> _EXERCISE DIRECTIONS_
Please recast every line of the records below as a Markdown table with two columns, Row for the row number and Line for the line itself, leaving out any blank lines.

> _DATA ENTRIES_

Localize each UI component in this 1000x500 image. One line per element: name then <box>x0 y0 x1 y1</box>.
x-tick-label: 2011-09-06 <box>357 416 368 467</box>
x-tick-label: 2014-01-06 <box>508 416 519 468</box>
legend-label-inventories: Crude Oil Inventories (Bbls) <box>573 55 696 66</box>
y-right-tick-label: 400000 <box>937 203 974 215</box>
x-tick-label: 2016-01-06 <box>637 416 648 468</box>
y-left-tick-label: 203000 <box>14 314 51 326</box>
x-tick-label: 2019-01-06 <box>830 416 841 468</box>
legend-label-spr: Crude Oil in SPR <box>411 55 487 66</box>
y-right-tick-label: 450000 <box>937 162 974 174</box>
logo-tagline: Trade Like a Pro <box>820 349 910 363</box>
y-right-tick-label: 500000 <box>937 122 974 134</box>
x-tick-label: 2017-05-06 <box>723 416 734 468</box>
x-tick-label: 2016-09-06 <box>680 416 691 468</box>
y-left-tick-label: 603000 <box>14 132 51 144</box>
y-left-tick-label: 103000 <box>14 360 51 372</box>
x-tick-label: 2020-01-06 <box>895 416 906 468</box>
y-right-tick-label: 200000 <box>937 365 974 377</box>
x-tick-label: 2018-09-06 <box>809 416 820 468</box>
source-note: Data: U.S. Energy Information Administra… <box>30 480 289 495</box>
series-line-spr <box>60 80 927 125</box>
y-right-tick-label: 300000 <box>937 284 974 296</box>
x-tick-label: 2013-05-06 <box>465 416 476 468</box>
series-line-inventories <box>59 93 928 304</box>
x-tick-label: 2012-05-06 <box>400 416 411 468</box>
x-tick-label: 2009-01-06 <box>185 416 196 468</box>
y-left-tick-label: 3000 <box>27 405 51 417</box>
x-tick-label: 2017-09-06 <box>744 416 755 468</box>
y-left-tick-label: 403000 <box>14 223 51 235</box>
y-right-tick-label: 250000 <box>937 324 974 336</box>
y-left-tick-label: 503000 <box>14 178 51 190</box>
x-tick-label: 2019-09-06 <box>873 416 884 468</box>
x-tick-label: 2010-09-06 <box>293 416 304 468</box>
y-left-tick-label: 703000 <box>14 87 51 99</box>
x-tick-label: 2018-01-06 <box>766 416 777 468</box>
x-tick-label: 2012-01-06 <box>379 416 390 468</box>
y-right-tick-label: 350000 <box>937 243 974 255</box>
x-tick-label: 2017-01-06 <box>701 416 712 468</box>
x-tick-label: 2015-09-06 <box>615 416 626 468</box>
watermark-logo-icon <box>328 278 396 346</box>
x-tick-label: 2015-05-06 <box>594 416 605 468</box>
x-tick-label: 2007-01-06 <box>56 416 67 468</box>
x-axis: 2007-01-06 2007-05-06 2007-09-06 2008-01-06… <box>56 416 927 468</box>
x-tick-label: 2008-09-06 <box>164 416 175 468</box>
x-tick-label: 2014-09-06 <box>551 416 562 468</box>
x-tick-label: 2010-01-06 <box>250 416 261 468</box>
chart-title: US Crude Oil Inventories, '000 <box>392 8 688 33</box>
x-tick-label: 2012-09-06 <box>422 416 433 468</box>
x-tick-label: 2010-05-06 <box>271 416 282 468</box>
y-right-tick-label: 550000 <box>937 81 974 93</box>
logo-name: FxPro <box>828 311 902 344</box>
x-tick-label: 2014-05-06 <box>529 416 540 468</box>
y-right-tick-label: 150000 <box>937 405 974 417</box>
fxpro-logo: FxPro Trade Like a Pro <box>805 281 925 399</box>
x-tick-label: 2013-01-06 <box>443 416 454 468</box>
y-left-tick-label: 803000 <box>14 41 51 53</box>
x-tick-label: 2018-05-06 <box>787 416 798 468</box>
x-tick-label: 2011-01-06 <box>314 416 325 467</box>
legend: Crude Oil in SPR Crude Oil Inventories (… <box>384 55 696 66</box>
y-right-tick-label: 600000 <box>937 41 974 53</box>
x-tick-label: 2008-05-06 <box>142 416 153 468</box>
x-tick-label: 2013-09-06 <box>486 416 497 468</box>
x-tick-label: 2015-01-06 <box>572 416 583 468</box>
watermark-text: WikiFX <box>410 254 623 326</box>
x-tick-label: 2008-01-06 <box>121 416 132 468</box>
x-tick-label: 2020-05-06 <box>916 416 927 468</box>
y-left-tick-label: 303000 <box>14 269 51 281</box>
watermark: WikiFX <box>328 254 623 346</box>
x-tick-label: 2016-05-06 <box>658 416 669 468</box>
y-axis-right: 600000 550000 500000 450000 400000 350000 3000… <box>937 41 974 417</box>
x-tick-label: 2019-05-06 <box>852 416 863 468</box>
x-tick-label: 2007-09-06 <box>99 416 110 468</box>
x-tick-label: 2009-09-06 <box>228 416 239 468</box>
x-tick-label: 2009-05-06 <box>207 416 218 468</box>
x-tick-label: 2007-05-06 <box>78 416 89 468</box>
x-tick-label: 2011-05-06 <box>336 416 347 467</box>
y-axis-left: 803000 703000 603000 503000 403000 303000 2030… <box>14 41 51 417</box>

> _PROBLEM SOLUTION_
| Row | Line |
|---|---|
| 1 | Localize each UI component in this 1000x500 image. One line per element: name then <box>x0 y0 x1 y1</box>. |
| 2 | x-tick-label: 2011-09-06 <box>357 416 368 467</box> |
| 3 | x-tick-label: 2014-01-06 <box>508 416 519 468</box> |
| 4 | legend-label-inventories: Crude Oil Inventories (Bbls) <box>573 55 696 66</box> |
| 5 | y-right-tick-label: 400000 <box>937 203 974 215</box> |
| 6 | x-tick-label: 2016-01-06 <box>637 416 648 468</box> |
| 7 | y-left-tick-label: 203000 <box>14 314 51 326</box> |
| 8 | x-tick-label: 2019-01-06 <box>830 416 841 468</box> |
| 9 | legend-label-spr: Crude Oil in SPR <box>411 55 487 66</box> |
| 10 | y-right-tick-label: 450000 <box>937 162 974 174</box> |
| 11 | logo-tagline: Trade Like a Pro <box>820 349 910 363</box> |
| 12 | y-right-tick-label: 500000 <box>937 122 974 134</box> |
| 13 | x-tick-label: 2017-05-06 <box>723 416 734 468</box> |
| 14 | x-tick-label: 2016-09-06 <box>680 416 691 468</box> |
| 15 | y-left-tick-label: 603000 <box>14 132 51 144</box> |
| 16 | y-left-tick-label: 103000 <box>14 360 51 372</box> |
| 17 | x-tick-label: 2020-01-06 <box>895 416 906 468</box> |
| 18 | y-right-tick-label: 200000 <box>937 365 974 377</box> |
| 19 | x-tick-label: 2018-09-06 <box>809 416 820 468</box> |
| 20 | source-note: Data: U.S. Energy Information Administra… <box>30 480 289 495</box> |
| 21 | series-line-spr <box>60 80 927 125</box> |
| 22 | y-right-tick-label: 300000 <box>937 284 974 296</box> |
| 23 | x-tick-label: 2013-05-06 <box>465 416 476 468</box> |
| 24 | series-line-inventories <box>59 93 928 304</box> |
| 25 | x-tick-label: 2012-05-06 <box>400 416 411 468</box> |
| 26 | x-tick-label: 2009-01-06 <box>185 416 196 468</box> |
| 27 | y-left-tick-label: 3000 <box>27 405 51 417</box> |
| 28 | x-tick-label: 2017-09-06 <box>744 416 755 468</box> |
| 29 | y-left-tick-label: 403000 <box>14 223 51 235</box> |
| 30 | y-right-tick-label: 250000 <box>937 324 974 336</box> |
| 31 | y-left-tick-label: 503000 <box>14 178 51 190</box> |
| 32 | x-tick-label: 2019-09-06 <box>873 416 884 468</box> |
| 33 | x-tick-label: 2010-09-06 <box>293 416 304 468</box> |
| 34 | y-left-tick-label: 703000 <box>14 87 51 99</box> |
| 35 | x-tick-label: 2018-01-06 <box>766 416 777 468</box> |
| 36 | x-tick-label: 2012-01-06 <box>379 416 390 468</box> |
| 37 | y-right-tick-label: 350000 <box>937 243 974 255</box> |
| 38 | x-tick-label: 2017-01-06 <box>701 416 712 468</box> |
| 39 | x-tick-label: 2015-09-06 <box>615 416 626 468</box> |
| 40 | watermark-logo-icon <box>328 278 396 346</box> |
| 41 | x-tick-label: 2015-05-06 <box>594 416 605 468</box> |
| 42 | x-tick-label: 2007-01-06 <box>56 416 67 468</box> |
| 43 | x-axis: 2007-01-06 2007-05-06 2007-09-06 2008-01-06… <box>56 416 927 468</box> |
| 44 | x-tick-label: 2008-09-06 <box>164 416 175 468</box> |
| 45 | x-tick-label: 2014-09-06 <box>551 416 562 468</box> |
| 46 | x-tick-label: 2010-01-06 <box>250 416 261 468</box> |
| 47 | chart-title: US Crude Oil Inventories, '000 <box>392 8 688 33</box> |
| 48 | x-tick-label: 2012-09-06 <box>422 416 433 468</box> |
| 49 | x-tick-label: 2010-05-06 <box>271 416 282 468</box> |
| 50 | y-right-tick-label: 550000 <box>937 81 974 93</box> |
| 51 | logo-name: FxPro <box>828 311 902 344</box> |
| 52 | x-tick-label: 2014-05-06 <box>529 416 540 468</box> |
| 53 | y-right-tick-label: 150000 <box>937 405 974 417</box> |
| 54 | fxpro-logo: FxPro Trade Like a Pro <box>805 281 925 399</box> |
| 55 | x-tick-label: 2013-01-06 <box>443 416 454 468</box> |
| 56 | y-left-tick-label: 803000 <box>14 41 51 53</box> |
| 57 | x-tick-label: 2018-05-06 <box>787 416 798 468</box> |
| 58 | x-tick-label: 2011-01-06 <box>314 416 325 467</box> |
| 59 | legend: Crude Oil in SPR Crude Oil Inventories (… <box>384 55 696 66</box> |
| 60 | y-right-tick-label: 600000 <box>937 41 974 53</box> |
| 61 | x-tick-label: 2008-05-06 <box>142 416 153 468</box> |
| 62 | x-tick-label: 2013-09-06 <box>486 416 497 468</box> |
| 63 | x-tick-label: 2015-01-06 <box>572 416 583 468</box> |
| 64 | watermark-text: WikiFX <box>410 254 623 326</box> |
| 65 | x-tick-label: 2008-01-06 <box>121 416 132 468</box> |
| 66 | x-tick-label: 2020-05-06 <box>916 416 927 468</box> |
| 67 | y-left-tick-label: 303000 <box>14 269 51 281</box> |
| 68 | watermark: WikiFX <box>328 254 623 346</box> |
| 69 | x-tick-label: 2016-05-06 <box>658 416 669 468</box> |
| 70 | y-axis-right: 600000 550000 500000 450000 400000 350000 3000… <box>937 41 974 417</box> |
| 71 | x-tick-label: 2019-05-06 <box>852 416 863 468</box> |
| 72 | x-tick-label: 2007-09-06 <box>99 416 110 468</box> |
| 73 | x-tick-label: 2009-09-06 <box>228 416 239 468</box> |
| 74 | x-tick-label: 2009-05-06 <box>207 416 218 468</box> |
| 75 | x-tick-label: 2007-05-06 <box>78 416 89 468</box> |
| 76 | x-tick-label: 2011-05-06 <box>336 416 347 467</box> |
| 77 | y-axis-left: 803000 703000 603000 503000 403000 303000 2030… <box>14 41 51 417</box> |